_Your goal_
For this exercise, copy out each line of the material below that includes "accordance".

++++ Dataset entries

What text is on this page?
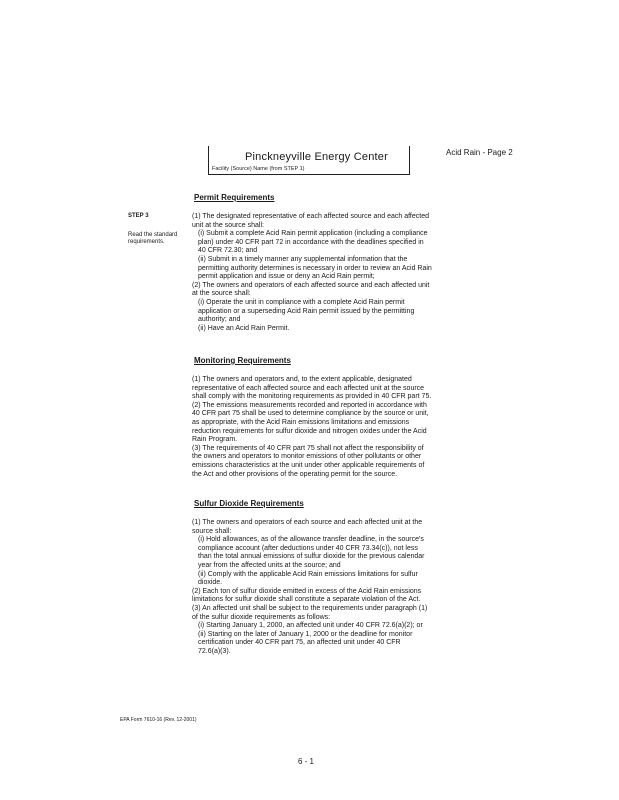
Pinckneyville Energy Center
Facility (Source) Name (from STEP 1)
Acid Rain - Page 2
STEP 3
Read the standard
requirements.
Permit Requirements

(1) The designated representative of each affected source and each affected

unit at the source shall:

(i) Submit a complete Acid Rain permit application (including a compliance

plan) under 40 CFR part 72 in accordance with the deadlines specified in

40 CFR 72.30; and

(ii) Submit in a timely manner any supplemental information that the

permitting authority determines is necessary in order to review an Acid Rain

permit application and issue or deny an Acid Rain permit;

(2) The owners and operators of each affected source and each affected unit

at the source shall:

(i) Operate the unit in compliance with a complete Acid Rain permit

application or a superseding Acid Rain permit issued by the permitting

authority; and

(ii) Have an Acid Rain Permit.

Monitoring Requirements

(1) The owners and operators and, to the extent applicable, designated

representative of each affected source and each affected unit at the source

shall comply with the monitoring requirements as provided in 40 CFR part 75.

(2) The emissions measurements recorded and reported in accordance with

40 CFR part 75 shall be used to determine compliance by the source or unit,

as appropriate, with the Acid Rain emissions limitations and emissions

reduction requirements for sulfur dioxide and nitrogen oxides under the Acid

Rain Program.

(3) The requirements of 40 CFR part 75 shall not affect the responsibility of

the owners and operators to monitor emissions of other pollutants or other

emissions characteristics at the unit under other applicable requirements of

the Act and other provisions of the operating permit for the source.

Sulfur Dioxide Requirements

(1) The owners and operators of each source and each affected unit at the

source shall:

(i) Hold allowances, as of the allowance transfer deadline, in the source's

compliance account (after deductions under 40 CFR 73.34(c)), not less

than the total annual emissions of sulfur dioxide for the previous calendar

year from the affected units at the source; and

(ii) Comply with the applicable Acid Rain emissions limitations for sulfur

dioxide.

(2) Each ton of sulfur dioxide emitted in excess of the Acid Rain emissions

limitations for sulfur dioxide shall constitute a separate violation of the Act.

(3) An affected unit shall be subject to the requirements under paragraph (1)

of the sulfur dioxide requirements as follows:

(i) Starting January 1, 2000, an affected unit under 40 CFR 72.6(a)(2); or

(ii) Starting on the later of January 1, 2000 or the deadline for monitor

certification under 40 CFR part 75, an affected unit under 40 CFR

72.6(a)(3).

EPA Form 7610-16 (Rev. 12-2001)
6 - 1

++++++++

_Worked solution_
plan) under 40 CFR part 72 in accordance with the deadlines specified in
(2) The emissions measurements recorded and reported in accordance with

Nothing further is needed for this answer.